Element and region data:
/---

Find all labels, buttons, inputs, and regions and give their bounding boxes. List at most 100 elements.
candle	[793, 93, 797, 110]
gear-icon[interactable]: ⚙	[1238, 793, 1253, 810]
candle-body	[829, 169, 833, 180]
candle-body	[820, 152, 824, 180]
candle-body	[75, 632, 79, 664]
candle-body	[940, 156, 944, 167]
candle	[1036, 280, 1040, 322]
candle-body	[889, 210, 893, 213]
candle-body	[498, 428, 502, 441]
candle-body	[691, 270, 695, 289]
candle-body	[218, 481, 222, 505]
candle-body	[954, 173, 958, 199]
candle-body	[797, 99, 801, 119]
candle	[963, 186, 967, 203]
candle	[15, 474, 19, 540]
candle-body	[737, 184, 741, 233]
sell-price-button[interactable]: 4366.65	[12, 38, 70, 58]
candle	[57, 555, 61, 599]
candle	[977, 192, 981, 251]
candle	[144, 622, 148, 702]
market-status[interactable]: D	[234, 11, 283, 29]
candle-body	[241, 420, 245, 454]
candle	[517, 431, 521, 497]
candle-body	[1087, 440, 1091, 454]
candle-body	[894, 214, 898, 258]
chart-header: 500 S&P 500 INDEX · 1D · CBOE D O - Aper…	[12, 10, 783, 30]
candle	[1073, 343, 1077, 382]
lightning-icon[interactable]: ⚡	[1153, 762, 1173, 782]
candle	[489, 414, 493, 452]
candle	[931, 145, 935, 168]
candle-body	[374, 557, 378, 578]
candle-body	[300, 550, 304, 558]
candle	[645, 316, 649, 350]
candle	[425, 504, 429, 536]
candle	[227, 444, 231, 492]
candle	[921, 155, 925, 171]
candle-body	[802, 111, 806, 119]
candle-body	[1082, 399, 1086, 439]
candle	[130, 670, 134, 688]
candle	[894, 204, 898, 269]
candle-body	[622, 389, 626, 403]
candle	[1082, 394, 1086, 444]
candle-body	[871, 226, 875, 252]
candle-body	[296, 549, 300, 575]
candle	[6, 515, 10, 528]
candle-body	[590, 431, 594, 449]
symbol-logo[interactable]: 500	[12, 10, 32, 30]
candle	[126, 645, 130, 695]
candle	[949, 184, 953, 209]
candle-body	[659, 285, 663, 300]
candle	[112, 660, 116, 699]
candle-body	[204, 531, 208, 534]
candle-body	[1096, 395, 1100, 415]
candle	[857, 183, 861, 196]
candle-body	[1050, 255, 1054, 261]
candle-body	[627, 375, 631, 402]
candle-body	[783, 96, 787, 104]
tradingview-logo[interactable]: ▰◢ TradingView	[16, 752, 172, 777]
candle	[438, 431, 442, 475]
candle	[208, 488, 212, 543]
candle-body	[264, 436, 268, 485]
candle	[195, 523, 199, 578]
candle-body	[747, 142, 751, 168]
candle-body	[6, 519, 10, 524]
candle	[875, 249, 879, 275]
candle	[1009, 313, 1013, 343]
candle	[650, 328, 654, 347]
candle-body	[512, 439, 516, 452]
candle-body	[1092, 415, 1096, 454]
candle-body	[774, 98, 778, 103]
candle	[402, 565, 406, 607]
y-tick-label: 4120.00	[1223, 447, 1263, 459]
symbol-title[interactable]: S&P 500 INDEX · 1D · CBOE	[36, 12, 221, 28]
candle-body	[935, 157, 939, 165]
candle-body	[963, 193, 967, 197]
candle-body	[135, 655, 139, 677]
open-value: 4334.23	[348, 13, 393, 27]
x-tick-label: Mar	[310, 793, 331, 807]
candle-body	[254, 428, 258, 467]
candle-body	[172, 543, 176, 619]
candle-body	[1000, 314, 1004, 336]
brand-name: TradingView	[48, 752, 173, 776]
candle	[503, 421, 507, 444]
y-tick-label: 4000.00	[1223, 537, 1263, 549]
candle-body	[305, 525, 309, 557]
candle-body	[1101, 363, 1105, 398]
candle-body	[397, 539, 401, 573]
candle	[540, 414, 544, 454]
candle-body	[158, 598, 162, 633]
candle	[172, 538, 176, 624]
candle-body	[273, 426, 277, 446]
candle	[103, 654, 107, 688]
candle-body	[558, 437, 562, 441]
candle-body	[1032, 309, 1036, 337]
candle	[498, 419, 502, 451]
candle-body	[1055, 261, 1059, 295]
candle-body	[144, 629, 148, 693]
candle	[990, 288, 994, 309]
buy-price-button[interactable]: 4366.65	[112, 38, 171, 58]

\---

Task directions
Return every line of the entries above unchanged, reproducing each one character for character.

The completed task
Find all labels, buttons, inputs, and regions and give their bounding boxes. List at most 100 elements.
candle	[793, 93, 797, 110]
gear-icon[interactable]: ⚙	[1238, 793, 1253, 810]
candle-body	[829, 169, 833, 180]
candle-body	[820, 152, 824, 180]
candle-body	[75, 632, 79, 664]
candle-body	[940, 156, 944, 167]
candle	[1036, 280, 1040, 322]
candle-body	[889, 210, 893, 213]
candle-body	[498, 428, 502, 441]
candle-body	[691, 270, 695, 289]
candle-body	[218, 481, 222, 505]
candle-body	[954, 173, 958, 199]
candle-body	[797, 99, 801, 119]
candle	[963, 186, 967, 203]
candle	[15, 474, 19, 540]
candle-body	[737, 184, 741, 233]
sell-price-button[interactable]: 4366.65	[12, 38, 70, 58]
candle	[57, 555, 61, 599]
candle	[977, 192, 981, 251]
candle	[144, 622, 148, 702]
market-status[interactable]: D	[234, 11, 283, 29]
candle-body	[241, 420, 245, 454]
candle	[517, 431, 521, 497]
candle-body	[1087, 440, 1091, 454]
candle-body	[894, 214, 898, 258]
chart-header: 500 S&P 500 INDEX · 1D · CBOE D O - Aper…	[12, 10, 783, 30]
candle	[1073, 343, 1077, 382]
lightning-icon[interactable]: ⚡	[1153, 762, 1173, 782]
candle	[489, 414, 493, 452]
candle	[931, 145, 935, 168]
candle-body	[374, 557, 378, 578]
candle-body	[300, 550, 304, 558]
candle	[645, 316, 649, 350]
candle	[425, 504, 429, 536]
candle	[227, 444, 231, 492]
candle	[921, 155, 925, 171]
candle-body	[802, 111, 806, 119]
candle-body	[1082, 399, 1086, 439]
candle	[130, 670, 134, 688]
candle	[894, 204, 898, 269]
candle-body	[622, 389, 626, 403]
candle	[1082, 394, 1086, 444]
candle-body	[871, 226, 875, 252]
candle-body	[296, 549, 300, 575]
candle	[6, 515, 10, 528]
candle-body	[590, 431, 594, 449]
symbol-logo[interactable]: 500	[12, 10, 32, 30]
candle	[126, 645, 130, 695]
candle	[949, 184, 953, 209]
candle-body	[659, 285, 663, 300]
candle	[112, 660, 116, 699]
candle-body	[204, 531, 208, 534]
candle-body	[1096, 395, 1100, 415]
candle	[857, 183, 861, 196]
candle-body	[1050, 255, 1054, 261]
candle-body	[627, 375, 631, 402]
candle-body	[783, 96, 787, 104]
tradingview-logo[interactable]: ▰◢ TradingView	[16, 752, 172, 777]
candle	[438, 431, 442, 475]
candle	[208, 488, 212, 543]
candle-body	[264, 436, 268, 485]
candle	[195, 523, 199, 578]
candle-body	[747, 142, 751, 168]
candle-body	[6, 519, 10, 524]
candle	[875, 249, 879, 275]
candle	[1009, 313, 1013, 343]
candle	[650, 328, 654, 347]
candle-body	[512, 439, 516, 452]
candle-body	[1092, 415, 1096, 454]
candle-body	[774, 98, 778, 103]
candle	[402, 565, 406, 607]
y-tick-label: 4120.00	[1223, 447, 1263, 459]
symbol-title[interactable]: S&P 500 INDEX · 1D · CBOE	[36, 12, 221, 28]
candle-body	[935, 157, 939, 165]
candle-body	[963, 193, 967, 197]
candle-body	[135, 655, 139, 677]
open-value: 4334.23	[348, 13, 393, 27]
x-tick-label: Mar	[310, 793, 331, 807]
candle-body	[254, 428, 258, 467]
candle-body	[172, 543, 176, 619]
candle-body	[1000, 314, 1004, 336]
brand-name: TradingView	[48, 752, 173, 776]
candle	[503, 421, 507, 444]
y-tick-label: 4000.00	[1223, 537, 1263, 549]
candle-body	[305, 525, 309, 557]
candle-body	[1101, 363, 1105, 398]
candle-body	[397, 539, 401, 573]
candle	[540, 414, 544, 454]
candle-body	[158, 598, 162, 633]
candle	[172, 538, 176, 624]
candle-body	[273, 426, 277, 446]
candle	[103, 654, 107, 688]
candle-body	[558, 437, 562, 441]
candle-body	[1032, 309, 1036, 337]
candle	[498, 419, 502, 451]
candle-body	[1055, 261, 1059, 295]
candle-body	[144, 629, 148, 693]
candle	[990, 288, 994, 309]
buy-price-button[interactable]: 4366.65	[112, 38, 171, 58]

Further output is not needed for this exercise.